═══ Data under study
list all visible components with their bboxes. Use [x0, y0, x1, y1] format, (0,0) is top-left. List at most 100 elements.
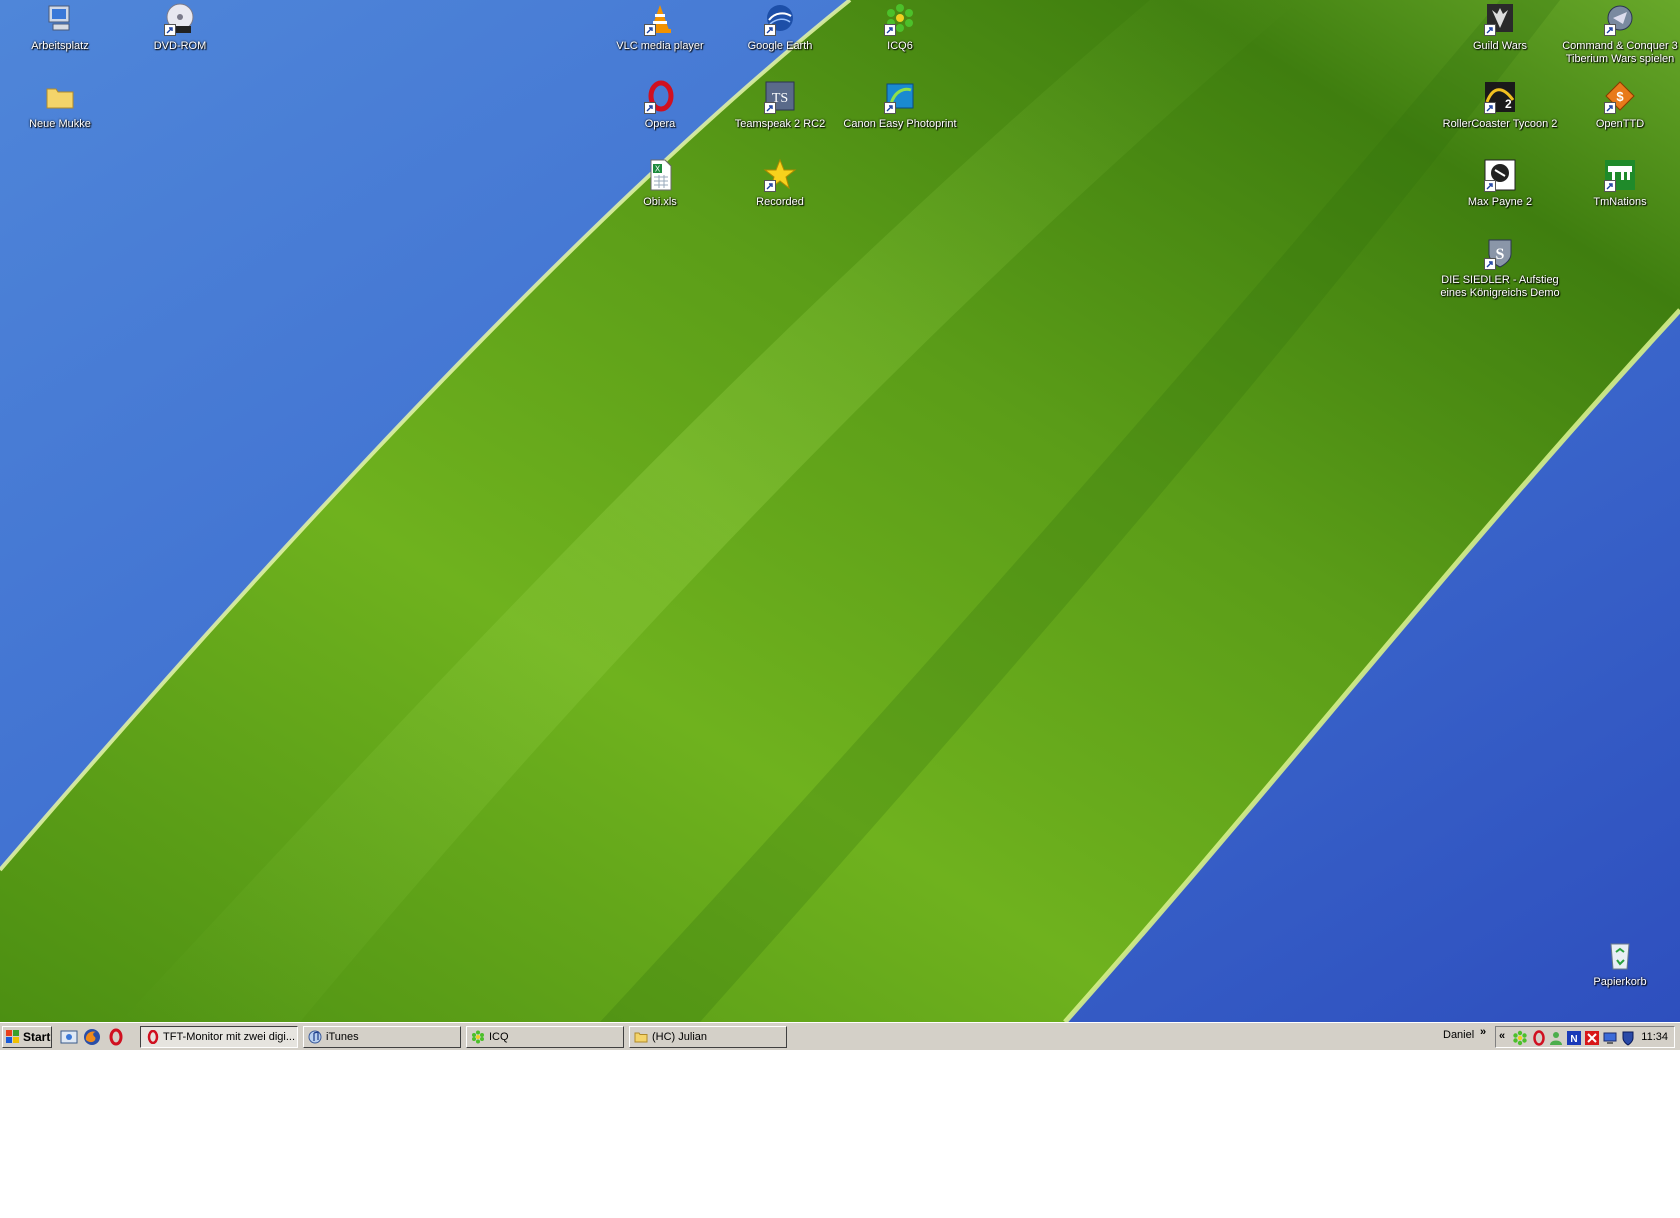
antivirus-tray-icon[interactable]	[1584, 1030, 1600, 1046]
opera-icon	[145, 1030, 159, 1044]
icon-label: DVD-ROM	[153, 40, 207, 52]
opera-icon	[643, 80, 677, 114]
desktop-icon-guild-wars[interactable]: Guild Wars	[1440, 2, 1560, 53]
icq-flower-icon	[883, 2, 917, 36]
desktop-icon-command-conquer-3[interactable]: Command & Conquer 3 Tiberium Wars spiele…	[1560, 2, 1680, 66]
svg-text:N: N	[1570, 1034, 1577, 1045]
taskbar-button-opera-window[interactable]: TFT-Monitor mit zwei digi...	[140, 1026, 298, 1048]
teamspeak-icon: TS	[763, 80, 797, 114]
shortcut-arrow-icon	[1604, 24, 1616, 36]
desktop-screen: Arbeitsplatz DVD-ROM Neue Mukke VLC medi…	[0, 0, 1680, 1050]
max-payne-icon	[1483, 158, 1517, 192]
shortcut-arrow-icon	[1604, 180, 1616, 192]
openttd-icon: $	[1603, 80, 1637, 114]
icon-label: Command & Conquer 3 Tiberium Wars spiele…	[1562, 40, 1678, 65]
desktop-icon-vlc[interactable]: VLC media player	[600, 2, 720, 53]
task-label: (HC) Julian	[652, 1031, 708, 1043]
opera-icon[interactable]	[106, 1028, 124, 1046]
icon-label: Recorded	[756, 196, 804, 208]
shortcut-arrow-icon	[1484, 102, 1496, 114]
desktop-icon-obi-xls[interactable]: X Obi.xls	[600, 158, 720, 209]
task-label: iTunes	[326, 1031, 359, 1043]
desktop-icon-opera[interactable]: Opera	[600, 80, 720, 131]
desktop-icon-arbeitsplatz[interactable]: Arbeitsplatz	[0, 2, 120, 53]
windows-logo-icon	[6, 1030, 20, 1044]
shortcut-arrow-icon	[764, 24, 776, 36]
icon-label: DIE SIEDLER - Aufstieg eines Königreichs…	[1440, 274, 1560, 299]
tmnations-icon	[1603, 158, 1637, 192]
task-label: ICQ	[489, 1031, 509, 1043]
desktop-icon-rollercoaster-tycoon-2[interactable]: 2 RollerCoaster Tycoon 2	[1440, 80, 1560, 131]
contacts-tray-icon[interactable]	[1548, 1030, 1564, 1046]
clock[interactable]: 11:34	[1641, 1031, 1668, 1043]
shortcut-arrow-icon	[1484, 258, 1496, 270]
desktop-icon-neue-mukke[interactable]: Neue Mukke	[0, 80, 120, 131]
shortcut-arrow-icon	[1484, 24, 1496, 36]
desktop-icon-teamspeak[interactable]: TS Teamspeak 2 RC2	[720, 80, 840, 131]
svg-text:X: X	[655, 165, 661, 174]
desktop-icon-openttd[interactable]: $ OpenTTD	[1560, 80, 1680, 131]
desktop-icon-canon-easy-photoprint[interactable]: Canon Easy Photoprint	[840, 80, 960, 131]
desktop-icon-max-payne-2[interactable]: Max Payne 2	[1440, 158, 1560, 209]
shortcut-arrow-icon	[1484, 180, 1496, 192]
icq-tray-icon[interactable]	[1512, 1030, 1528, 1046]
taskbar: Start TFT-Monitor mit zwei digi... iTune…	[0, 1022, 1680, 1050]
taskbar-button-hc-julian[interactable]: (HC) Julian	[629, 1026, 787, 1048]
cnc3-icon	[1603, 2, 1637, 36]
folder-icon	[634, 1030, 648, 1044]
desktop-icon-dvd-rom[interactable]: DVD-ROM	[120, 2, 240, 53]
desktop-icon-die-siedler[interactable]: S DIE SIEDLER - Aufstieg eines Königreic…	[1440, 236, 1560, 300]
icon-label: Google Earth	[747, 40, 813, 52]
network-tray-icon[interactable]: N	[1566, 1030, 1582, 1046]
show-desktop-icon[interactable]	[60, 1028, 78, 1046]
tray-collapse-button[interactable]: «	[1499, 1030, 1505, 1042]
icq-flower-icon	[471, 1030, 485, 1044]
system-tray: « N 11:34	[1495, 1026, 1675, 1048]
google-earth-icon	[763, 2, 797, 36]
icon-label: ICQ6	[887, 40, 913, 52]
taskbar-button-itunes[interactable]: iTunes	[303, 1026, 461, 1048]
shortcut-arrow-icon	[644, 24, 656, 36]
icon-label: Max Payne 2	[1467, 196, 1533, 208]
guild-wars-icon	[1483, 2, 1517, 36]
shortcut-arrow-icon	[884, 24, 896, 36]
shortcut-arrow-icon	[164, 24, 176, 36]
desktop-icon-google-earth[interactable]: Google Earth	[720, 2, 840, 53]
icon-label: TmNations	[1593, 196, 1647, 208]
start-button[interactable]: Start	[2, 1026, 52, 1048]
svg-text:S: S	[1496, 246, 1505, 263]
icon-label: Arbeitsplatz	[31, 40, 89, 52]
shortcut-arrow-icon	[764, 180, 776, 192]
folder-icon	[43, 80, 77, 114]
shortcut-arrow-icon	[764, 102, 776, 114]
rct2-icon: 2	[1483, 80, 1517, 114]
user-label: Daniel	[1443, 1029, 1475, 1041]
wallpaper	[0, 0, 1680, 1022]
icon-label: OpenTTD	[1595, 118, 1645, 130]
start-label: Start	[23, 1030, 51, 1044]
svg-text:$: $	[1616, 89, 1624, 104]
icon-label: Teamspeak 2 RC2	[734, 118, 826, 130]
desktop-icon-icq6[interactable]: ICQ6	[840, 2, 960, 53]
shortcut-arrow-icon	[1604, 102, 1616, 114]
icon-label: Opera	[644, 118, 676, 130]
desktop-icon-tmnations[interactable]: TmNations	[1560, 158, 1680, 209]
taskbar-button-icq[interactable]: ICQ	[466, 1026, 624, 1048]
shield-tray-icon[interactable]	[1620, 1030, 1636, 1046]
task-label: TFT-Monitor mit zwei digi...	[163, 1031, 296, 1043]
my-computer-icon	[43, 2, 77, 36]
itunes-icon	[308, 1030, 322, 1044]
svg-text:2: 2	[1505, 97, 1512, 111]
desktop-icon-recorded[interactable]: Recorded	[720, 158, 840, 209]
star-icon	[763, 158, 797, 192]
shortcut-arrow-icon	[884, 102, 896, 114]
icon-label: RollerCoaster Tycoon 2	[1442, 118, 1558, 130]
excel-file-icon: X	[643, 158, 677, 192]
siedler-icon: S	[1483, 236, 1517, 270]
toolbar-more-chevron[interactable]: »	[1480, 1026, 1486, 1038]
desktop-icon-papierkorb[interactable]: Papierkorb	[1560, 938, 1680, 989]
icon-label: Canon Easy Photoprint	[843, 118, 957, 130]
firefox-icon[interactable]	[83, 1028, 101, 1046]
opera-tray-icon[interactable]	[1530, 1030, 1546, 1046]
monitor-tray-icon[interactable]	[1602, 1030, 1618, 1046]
══════
== Exercise ==
Every line above with the word "Arbeitsplatz" belongs in the answer, copied as written.

== Task answer ==
desktop-screen: Arbeitsplatz DVD-ROM Neue Mukke VLC medi…	[0, 0, 1680, 1050]
desktop-icon-arbeitsplatz[interactable]: Arbeitsplatz	[0, 2, 120, 53]
icon-label: Arbeitsplatz	[31, 40, 89, 52]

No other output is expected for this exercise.